■ **SHORT TASK**
Rewrite the listing from its first line through the line containing "logo-tagline: ( Mentorship", renaming "spiral-icon" to "coil-icon" and leaving everything else unchanged.

%%

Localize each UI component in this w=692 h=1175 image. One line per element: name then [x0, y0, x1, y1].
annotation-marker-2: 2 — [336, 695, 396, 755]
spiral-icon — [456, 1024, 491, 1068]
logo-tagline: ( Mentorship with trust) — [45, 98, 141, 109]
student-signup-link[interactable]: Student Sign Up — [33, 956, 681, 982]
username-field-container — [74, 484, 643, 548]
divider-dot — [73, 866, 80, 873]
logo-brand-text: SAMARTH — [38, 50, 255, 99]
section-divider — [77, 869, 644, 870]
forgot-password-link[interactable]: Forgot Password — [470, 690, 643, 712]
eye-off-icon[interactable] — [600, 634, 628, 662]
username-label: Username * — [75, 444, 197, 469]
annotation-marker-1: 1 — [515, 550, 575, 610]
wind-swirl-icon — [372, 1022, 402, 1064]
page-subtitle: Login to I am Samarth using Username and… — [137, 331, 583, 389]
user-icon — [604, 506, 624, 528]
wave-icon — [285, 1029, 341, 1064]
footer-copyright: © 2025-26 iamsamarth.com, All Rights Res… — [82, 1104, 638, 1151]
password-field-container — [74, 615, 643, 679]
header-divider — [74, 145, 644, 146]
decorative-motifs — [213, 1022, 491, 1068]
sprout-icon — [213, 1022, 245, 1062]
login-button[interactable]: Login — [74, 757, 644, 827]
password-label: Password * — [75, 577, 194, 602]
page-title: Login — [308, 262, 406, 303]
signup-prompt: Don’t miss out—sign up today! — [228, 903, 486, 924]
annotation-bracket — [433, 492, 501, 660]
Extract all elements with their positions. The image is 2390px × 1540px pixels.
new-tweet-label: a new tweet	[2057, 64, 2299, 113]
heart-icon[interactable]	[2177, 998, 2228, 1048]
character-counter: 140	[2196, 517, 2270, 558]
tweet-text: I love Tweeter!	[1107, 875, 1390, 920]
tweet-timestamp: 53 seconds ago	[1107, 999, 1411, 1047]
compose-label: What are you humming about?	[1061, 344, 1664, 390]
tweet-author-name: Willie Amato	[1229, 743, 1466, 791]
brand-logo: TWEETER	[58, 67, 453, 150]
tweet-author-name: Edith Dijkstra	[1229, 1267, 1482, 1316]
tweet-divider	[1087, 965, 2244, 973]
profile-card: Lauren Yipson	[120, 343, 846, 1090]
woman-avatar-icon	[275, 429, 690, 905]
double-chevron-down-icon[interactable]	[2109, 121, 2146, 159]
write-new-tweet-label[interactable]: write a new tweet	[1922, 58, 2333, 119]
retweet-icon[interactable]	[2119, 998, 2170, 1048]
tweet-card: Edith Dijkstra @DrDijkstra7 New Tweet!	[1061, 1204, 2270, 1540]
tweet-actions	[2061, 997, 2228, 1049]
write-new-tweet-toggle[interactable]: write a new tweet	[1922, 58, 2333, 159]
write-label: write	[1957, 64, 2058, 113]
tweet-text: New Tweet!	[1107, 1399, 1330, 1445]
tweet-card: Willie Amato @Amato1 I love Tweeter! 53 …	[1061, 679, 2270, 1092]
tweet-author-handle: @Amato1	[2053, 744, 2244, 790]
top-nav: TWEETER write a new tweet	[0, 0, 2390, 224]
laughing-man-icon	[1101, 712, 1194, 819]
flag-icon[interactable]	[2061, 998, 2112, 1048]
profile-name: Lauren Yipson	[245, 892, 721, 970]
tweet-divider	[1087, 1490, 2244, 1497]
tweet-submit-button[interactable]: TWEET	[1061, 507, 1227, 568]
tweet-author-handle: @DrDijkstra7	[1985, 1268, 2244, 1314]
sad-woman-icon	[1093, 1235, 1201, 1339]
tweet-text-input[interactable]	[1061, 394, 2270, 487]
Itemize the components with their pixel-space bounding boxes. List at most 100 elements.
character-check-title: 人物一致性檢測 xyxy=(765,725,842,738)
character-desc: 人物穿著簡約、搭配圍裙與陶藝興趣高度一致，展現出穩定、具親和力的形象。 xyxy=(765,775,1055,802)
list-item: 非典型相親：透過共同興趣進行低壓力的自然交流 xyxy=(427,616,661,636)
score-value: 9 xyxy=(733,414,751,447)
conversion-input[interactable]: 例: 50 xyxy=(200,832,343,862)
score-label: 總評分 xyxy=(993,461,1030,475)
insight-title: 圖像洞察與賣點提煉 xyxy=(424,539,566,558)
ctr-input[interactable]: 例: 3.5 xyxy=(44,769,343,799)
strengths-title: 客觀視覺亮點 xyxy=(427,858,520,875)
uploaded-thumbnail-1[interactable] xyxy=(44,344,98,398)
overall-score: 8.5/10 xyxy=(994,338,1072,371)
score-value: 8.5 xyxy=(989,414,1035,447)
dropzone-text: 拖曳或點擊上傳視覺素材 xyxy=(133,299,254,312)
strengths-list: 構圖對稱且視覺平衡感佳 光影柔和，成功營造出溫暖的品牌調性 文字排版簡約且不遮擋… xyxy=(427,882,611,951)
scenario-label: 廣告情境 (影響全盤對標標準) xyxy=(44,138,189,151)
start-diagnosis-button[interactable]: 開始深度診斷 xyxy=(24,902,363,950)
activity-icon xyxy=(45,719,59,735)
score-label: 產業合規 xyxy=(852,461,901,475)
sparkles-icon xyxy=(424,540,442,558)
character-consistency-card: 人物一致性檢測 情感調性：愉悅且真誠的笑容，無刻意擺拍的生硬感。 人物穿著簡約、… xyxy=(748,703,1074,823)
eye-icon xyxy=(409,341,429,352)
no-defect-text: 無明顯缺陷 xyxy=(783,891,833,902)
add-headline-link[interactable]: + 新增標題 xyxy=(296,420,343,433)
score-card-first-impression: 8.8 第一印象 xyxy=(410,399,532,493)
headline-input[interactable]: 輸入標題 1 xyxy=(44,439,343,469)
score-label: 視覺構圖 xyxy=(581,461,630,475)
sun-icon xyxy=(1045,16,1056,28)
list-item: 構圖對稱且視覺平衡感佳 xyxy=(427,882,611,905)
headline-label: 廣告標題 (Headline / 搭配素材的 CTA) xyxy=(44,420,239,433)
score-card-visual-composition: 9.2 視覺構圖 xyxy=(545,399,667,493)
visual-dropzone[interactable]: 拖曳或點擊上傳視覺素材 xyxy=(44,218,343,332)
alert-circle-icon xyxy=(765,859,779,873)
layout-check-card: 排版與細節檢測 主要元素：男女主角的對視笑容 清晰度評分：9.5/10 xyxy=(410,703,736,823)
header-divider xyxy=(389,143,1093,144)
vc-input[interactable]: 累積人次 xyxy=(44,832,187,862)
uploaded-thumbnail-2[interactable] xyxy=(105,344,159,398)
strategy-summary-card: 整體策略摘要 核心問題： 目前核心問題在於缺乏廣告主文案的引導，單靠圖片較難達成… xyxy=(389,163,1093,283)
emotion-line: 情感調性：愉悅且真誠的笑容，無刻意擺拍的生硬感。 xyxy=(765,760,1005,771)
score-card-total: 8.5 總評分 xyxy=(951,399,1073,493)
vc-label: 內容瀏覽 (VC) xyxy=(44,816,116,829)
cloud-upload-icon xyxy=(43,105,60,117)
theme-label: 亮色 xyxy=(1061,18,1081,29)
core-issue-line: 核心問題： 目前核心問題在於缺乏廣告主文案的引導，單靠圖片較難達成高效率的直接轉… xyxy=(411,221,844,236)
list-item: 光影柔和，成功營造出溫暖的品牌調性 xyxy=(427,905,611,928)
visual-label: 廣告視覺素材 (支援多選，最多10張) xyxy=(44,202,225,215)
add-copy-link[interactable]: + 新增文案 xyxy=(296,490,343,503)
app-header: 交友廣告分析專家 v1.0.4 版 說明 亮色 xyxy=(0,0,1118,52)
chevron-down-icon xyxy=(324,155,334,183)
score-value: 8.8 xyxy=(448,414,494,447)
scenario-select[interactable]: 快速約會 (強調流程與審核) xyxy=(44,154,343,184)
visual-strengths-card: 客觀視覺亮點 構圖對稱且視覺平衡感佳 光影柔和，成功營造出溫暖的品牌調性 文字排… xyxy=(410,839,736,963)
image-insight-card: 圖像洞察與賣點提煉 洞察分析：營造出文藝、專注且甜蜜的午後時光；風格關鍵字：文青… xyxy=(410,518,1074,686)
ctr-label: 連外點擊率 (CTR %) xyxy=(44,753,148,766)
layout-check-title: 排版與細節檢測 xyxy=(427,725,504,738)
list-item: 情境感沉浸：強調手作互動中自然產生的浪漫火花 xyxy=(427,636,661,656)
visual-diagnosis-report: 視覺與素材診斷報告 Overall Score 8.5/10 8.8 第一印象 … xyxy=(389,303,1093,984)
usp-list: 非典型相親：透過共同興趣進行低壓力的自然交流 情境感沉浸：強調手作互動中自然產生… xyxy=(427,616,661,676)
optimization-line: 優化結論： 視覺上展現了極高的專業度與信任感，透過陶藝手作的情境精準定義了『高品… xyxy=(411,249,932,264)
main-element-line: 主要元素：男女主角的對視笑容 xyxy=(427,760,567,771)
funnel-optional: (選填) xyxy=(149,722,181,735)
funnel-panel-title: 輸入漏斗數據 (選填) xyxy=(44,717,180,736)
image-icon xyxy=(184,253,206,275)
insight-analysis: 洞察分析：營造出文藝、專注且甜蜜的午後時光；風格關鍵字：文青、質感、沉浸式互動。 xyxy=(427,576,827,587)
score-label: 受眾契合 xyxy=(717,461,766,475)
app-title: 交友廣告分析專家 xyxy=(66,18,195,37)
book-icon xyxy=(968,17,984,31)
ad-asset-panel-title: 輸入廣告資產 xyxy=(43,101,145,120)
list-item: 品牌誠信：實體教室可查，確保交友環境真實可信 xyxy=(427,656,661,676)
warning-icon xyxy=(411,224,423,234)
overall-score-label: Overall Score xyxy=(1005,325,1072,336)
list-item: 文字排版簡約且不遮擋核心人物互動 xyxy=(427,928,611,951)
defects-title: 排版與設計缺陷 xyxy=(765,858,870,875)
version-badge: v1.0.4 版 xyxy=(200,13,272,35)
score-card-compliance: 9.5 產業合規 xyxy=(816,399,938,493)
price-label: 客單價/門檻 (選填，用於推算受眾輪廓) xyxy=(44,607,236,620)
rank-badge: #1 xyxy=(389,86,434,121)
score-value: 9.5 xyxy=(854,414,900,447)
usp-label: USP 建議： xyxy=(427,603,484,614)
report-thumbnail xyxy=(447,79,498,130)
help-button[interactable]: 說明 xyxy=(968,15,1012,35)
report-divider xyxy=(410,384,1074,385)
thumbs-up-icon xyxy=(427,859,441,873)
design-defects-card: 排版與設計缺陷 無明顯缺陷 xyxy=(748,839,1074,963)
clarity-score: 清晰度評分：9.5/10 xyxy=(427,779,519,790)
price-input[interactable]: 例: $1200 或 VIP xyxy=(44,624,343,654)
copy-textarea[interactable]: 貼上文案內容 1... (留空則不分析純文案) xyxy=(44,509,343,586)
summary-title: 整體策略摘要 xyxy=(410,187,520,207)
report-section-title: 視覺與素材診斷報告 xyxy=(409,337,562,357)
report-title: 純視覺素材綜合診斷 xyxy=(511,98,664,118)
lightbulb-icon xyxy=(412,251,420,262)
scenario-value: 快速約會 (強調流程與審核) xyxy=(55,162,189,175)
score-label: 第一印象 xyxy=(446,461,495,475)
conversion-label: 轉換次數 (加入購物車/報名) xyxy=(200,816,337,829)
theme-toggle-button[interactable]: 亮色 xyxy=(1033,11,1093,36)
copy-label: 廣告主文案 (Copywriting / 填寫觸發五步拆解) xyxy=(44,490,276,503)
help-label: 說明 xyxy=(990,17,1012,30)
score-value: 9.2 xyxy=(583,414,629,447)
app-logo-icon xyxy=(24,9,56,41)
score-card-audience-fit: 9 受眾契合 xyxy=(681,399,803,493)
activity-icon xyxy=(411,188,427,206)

%%

■ **SOLUTION**
Localize each UI component in this w=692 h=1175 image. One line per element: name then [x0, y0, x1, y1].
annotation-marker-2: 2 — [336, 695, 396, 755]
coil-icon — [456, 1024, 491, 1068]
logo-tagline: ( Mentorship with trust) — [45, 98, 141, 109]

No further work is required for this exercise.